Provide an exact copy of the data, excluding the images.

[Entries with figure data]
.....

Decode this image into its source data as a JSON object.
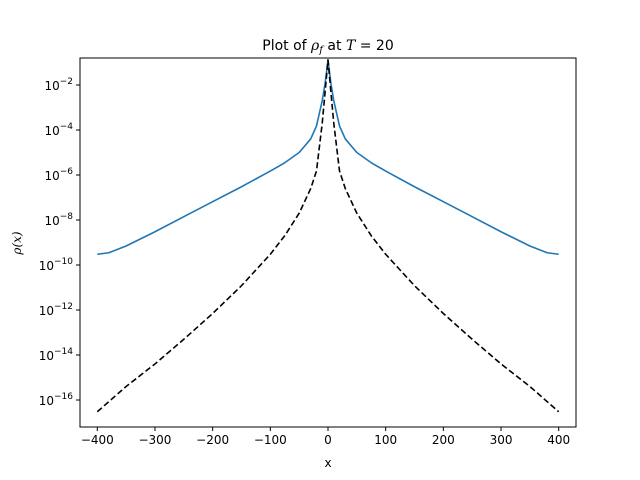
{
  "chart_data": {
    "type": "line",
    "title": {
      "prefix": "Plot of ",
      "symbol": "ρ",
      "subscript": "f",
      "mid": " at ",
      "var": "T",
      "suffix": " = 20"
    },
    "xlabel": "x",
    "ylabel": {
      "symbol": "ρ",
      "arg": "(x)"
    },
    "yscale": "log",
    "xlim": [
      -430,
      430
    ],
    "ylim_log10": [
      -17.2,
      -0.8
    ],
    "xticks": [
      -400,
      -300,
      -200,
      -100,
      0,
      100,
      200,
      300,
      400
    ],
    "xtick_labels": [
      "−400",
      "−300",
      "−200",
      "−100",
      "0",
      "100",
      "200",
      "300",
      "400"
    ],
    "yticks_exp": [
      -16,
      -14,
      -12,
      -10,
      -8,
      -6,
      -4,
      -2
    ],
    "yticks_exp_labels": [
      "−16",
      "−14",
      "−12",
      "−10",
      "−8",
      "−6",
      "−4",
      "−2"
    ],
    "ytick_base": "10",
    "grid": false,
    "legend": "none",
    "series": [
      {
        "style": "solid",
        "color": "#1f77b4",
        "x": [
          -400,
          -380,
          -350,
          -300,
          -250,
          -200,
          -150,
          -100,
          -75,
          -50,
          -30,
          -20,
          -10,
          -5,
          0,
          5,
          10,
          20,
          30,
          50,
          75,
          100,
          150,
          200,
          250,
          300,
          350,
          380,
          400
        ],
        "y": [
          3e-10,
          3.5e-10,
          7e-10,
          3e-09,
          1.4e-08,
          6.5e-08,
          3e-07,
          1.5e-06,
          3.5e-06,
          1e-05,
          4e-05,
          0.00015,
          0.002,
          0.012,
          0.13,
          0.012,
          0.002,
          0.00015,
          4e-05,
          1e-05,
          3.5e-06,
          1.5e-06,
          3e-07,
          6.5e-08,
          1.4e-08,
          3e-09,
          7e-10,
          3.5e-10,
          3e-10
        ]
      },
      {
        "style": "dashed",
        "color": "#000000",
        "x": [
          -400,
          -350,
          -300,
          -250,
          -200,
          -150,
          -100,
          -75,
          -50,
          -30,
          -20,
          -10,
          -5,
          0,
          5,
          10,
          20,
          30,
          50,
          75,
          100,
          150,
          200,
          250,
          300,
          350,
          400
        ],
        "y": [
          3e-17,
          4e-16,
          4e-15,
          5e-14,
          7e-13,
          1.2e-11,
          3e-10,
          2e-09,
          2e-08,
          2.5e-07,
          1.5e-06,
          0.0002,
          0.005,
          0.13,
          0.005,
          0.0002,
          1.5e-06,
          2.5e-07,
          2e-08,
          2e-09,
          3e-10,
          1.2e-11,
          7e-13,
          5e-14,
          4e-15,
          4e-16,
          3e-17
        ]
      }
    ]
  }
}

.....

* Complete answer:
Decode this image into its source data as a JSON object.
{
  "chart_data": {
    "type": "line",
    "title": {
      "prefix": "Plot of ",
      "symbol": "ρ",
      "subscript": "f",
      "mid": " at ",
      "var": "T",
      "suffix": " = 20"
    },
    "xlabel": "x",
    "ylabel": {
      "symbol": "ρ",
      "arg": "(x)"
    },
    "yscale": "log",
    "xlim": [
      -430,
      430
    ],
    "ylim_log10": [
      -17.2,
      -0.8
    ],
    "xticks": [
      -400,
      -300,
      -200,
      -100,
      0,
      100,
      200,
      300,
      400
    ],
    "xtick_labels": [
      "−400",
      "−300",
      "−200",
      "−100",
      "0",
      "100",
      "200",
      "300",
      "400"
    ],
    "yticks_exp": [
      -16,
      -14,
      -12,
      -10,
      -8,
      -6,
      -4,
      -2
    ],
    "yticks_exp_labels": [
      "−16",
      "−14",
      "−12",
      "−10",
      "−8",
      "−6",
      "−4",
      "−2"
    ],
    "ytick_base": "10",
    "grid": false,
    "legend": "none",
    "series": [
      {
        "style": "solid",
        "color": "#1f77b4",
        "x": [
          -400,
          -380,
          -350,
          -300,
          -250,
          -200,
          -150,
          -100,
          -75,
          -50,
          -30,
          -20,
          -10,
          -5,
          0,
          5,
          10,
          20,
          30,
          50,
          75,
          100,
          150,
          200,
          250,
          300,
          350,
          380,
          400
        ],
        "y": [
          3e-10,
          3.5e-10,
          7e-10,
          3e-09,
          1.4e-08,
          6.5e-08,
          3e-07,
          1.5e-06,
          3.5e-06,
          1e-05,
          4e-05,
          0.00015,
          0.002,
          0.012,
          0.13,
          0.012,
          0.002,
          0.00015,
          4e-05,
          1e-05,
          3.5e-06,
          1.5e-06,
          3e-07,
          6.5e-08,
          1.4e-08,
          3e-09,
          7e-10,
          3.5e-10,
          3e-10
        ]
      },
      {
        "style": "dashed",
        "color": "#000000",
        "x": [
          -400,
          -350,
          -300,
          -250,
          -200,
          -150,
          -100,
          -75,
          -50,
          -30,
          -20,
          -10,
          -5,
          0,
          5,
          10,
          20,
          30,
          50,
          75,
          100,
          150,
          200,
          250,
          300,
          350,
          400
        ],
        "y": [
          3e-17,
          4e-16,
          4e-15,
          5e-14,
          7e-13,
          1.2e-11,
          3e-10,
          2e-09,
          2e-08,
          2.5e-07,
          1.5e-06,
          0.0002,
          0.005,
          0.13,
          0.005,
          0.0002,
          1.5e-06,
          2.5e-07,
          2e-08,
          2e-09,
          3e-10,
          1.2e-11,
          7e-13,
          5e-14,
          4e-15,
          4e-16,
          3e-17
        ]
      }
    ]
  }
}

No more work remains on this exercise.